**EXERCISE DETAILS:** Copy nothing but the text: reproduce each line of the listing exactly and leave the pictures out.

..........

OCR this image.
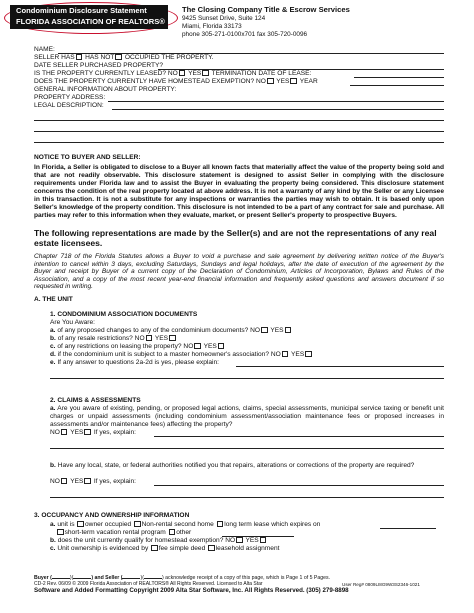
Condominium Disclosure Statement
FLORIDA ASSOCIATION OF REALTORS®
The Closing Company Title & Escrow Services
9425 Sunset Drive, Suite 124
Miami, Florida 33173
phone 305-271-0100x701 fax 305-720-0096
NAME:
SELLER HAS HAS NOT OCCUPIED THE PROPERTY.
DATE SELLER PURCHASED PROPERTY?
IS THE PROPERTY CURRENTLY LEASED? NO YES TERMINATION DATE OF LEASE:
DOES THE PROPERTY CURRENTLY HAVE HOMESTEAD EXEMPTION? NO YES YEAR
GENERAL INFORMATION ABOUT PROPERTY:
PROPERTY ADDRESS:
LEGAL DESCRIPTION:
NOTICE TO BUYER AND SELLER:
In Florida, a Seller is obligated to disclose to a Buyer all known facts that materially affect the value of the property being sold and that are not readily observable. This disclosure statement is designed to assist Seller in complying with the disclosure requirements under Florida law and to assist the Buyer in evaluating the property being considered. This disclosure statement concerns the condition of the real property located at above address. It is not a warranty of any kind by the Seller or any Licensee in this transaction. It is not a substitute for any inspections or warranties the parties may wish to obtain. It is based only upon Seller's knowledge of the property condition. This disclosure is not intended to be a part of any contract for sale and purchase. All parties may refer to this information when they evaluate, market, or present Seller's property to prospective Buyers.
The following representations are made by the Seller(s) and are not the representations of any real estate licensees.
Chapter 718 of the Florida Statutes allows a Buyer to void a purchase and sale agreement by delivering written notice of the Buyer's intention to cancel within 3 days, excluding Saturdays, Sundays and legal holidays, after the date of execution of the agreement by the Buyer and receipt by Buyer of a current copy of the Declaration of Condominium, Articles of Incorporation, Bylaws and Rules of the Association, and a copy of the most recent year-end financial information and frequently asked questions and answers document if so requested in writing.
A. THE UNIT
1. CONDOMINIUM ASSOCIATION DOCUMENTS
Are You Aware:
a. of any proposed changes to any of the condominium documents? NO YES
b. of any resale restrictions? NO YES
c. of any restrictions on leasing the property? NO YES
d. if the condominium unit is subject to a master homeowner's association? NO YES
e. If any answer to questions 2a-2d is yes, please explain:
2. CLAIMS & ASSESSMENTS
a. Are you aware of existing, pending, or proposed legal actions, claims, special assessments, municipal service taxing or benefit unit charges or unpaid assessments (including condominium assessment/association maintenance fees or proposed increases in assessments and/or maintenance fees) affecting the property?
NO YES If yes, explain:
b. Have any local, state, or federal authorities notified you that repairs, alterations or corrections of the property are required?
NO YES If yes, explain:
3. OCCUPANCY AND OWNERSHIP INFORMATION
a. unit is owner occupied Non-rental second home long term lease which expires on
short-term vacation rental program other
b. does the unit currently qualify for homestead exemption? NO YES
c. Unit ownership is evidenced by fee simple deed leasehold assignment
Buyer (	)(	) and Seller (	)(	) acknowledge receipt of a copy of this page, which is Page 1 of 5 Pages.
CD-2 Rev. 06/09 © 2009 Florida Association of REALTORS® All Rights Reserved. Licensed to Alta Star	User Reg# 0809LI8G9W3S2346-1021
Software and Added Formatting Copyright 2009 Alta Star Software, Inc. All Rights Reserved. (305) 279-8898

..........

**ANSWER IN FULL:**
OCR this image.
Condominium Disclosure Statement
FLORIDA ASSOCIATION OF REALTORS®
The Closing Company Title & Escrow Services
9425 Sunset Drive, Suite 124
Miami, Florida 33173
phone 305-271-0100x701 fax 305-720-0096
NAME:
SELLER HAS HAS NOT OCCUPIED THE PROPERTY.
DATE SELLER PURCHASED PROPERTY?
IS THE PROPERTY CURRENTLY LEASED? NO YES TERMINATION DATE OF LEASE:
DOES THE PROPERTY CURRENTLY HAVE HOMESTEAD EXEMPTION? NO YES YEAR
GENERAL INFORMATION ABOUT PROPERTY:
PROPERTY ADDRESS:
LEGAL DESCRIPTION:
NOTICE TO BUYER AND SELLER:
In Florida, a Seller is obligated to disclose to a Buyer all known facts that materially affect the value of the property being sold and that are not readily observable. This disclosure statement is designed to assist Seller in complying with the disclosure requirements under Florida law and to assist the Buyer in evaluating the property being considered. This disclosure statement concerns the condition of the real property located at above address. It is not a warranty of any kind by the Seller or any Licensee in this transaction. It is not a substitute for any inspections or warranties the parties may wish to obtain. It is based only upon Seller's knowledge of the property condition. This disclosure is not intended to be a part of any contract for sale and purchase. All parties may refer to this information when they evaluate, market, or present Seller's property to prospective Buyers.
The following representations are made by the Seller(s) and are not the representations of any real estate licensees.
Chapter 718 of the Florida Statutes allows a Buyer to void a purchase and sale agreement by delivering written notice of the Buyer's intention to cancel within 3 days, excluding Saturdays, Sundays and legal holidays, after the date of execution of the agreement by the Buyer and receipt by Buyer of a current copy of the Declaration of Condominium, Articles of Incorporation, Bylaws and Rules of the Association, and a copy of the most recent year-end financial information and frequently asked questions and answers document if so requested in writing.
A. THE UNIT
1. CONDOMINIUM ASSOCIATION DOCUMENTS
Are You Aware:
a. of any proposed changes to any of the condominium documents? NO YES
b. of any resale restrictions? NO YES
c. of any restrictions on leasing the property? NO YES
d. if the condominium unit is subject to a master homeowner's association? NO YES
e. If any answer to questions 2a-2d is yes, please explain:
2. CLAIMS & ASSESSMENTS
a. Are you aware of existing, pending, or proposed legal actions, claims, special assessments, municipal service taxing or benefit unit charges or unpaid assessments (including condominium assessment/association maintenance fees or proposed increases in assessments and/or maintenance fees) affecting the property?
NO YES If yes, explain:
b. Have any local, state, or federal authorities notified you that repairs, alterations or corrections of the property are required?
NO YES If yes, explain:
3. OCCUPANCY AND OWNERSHIP INFORMATION
a. unit is owner occupied Non-rental second home long term lease which expires on
short-term vacation rental program other
b. does the unit currently qualify for homestead exemption? NO YES
c. Unit ownership is evidenced by fee simple deed leasehold assignment
Buyer (	)(	) and Seller (	)(	) acknowledge receipt of a copy of this page, which is Page 1 of 5 Pages.
CD-2 Rev. 06/09 © 2009 Florida Association of REALTORS® All Rights Reserved. Licensed to Alta Star	User Reg# 0809LI8G9W3S2346-1021
Software and Added Formatting Copyright 2009 Alta Star Software, Inc. All Rights Reserved. (305) 279-8898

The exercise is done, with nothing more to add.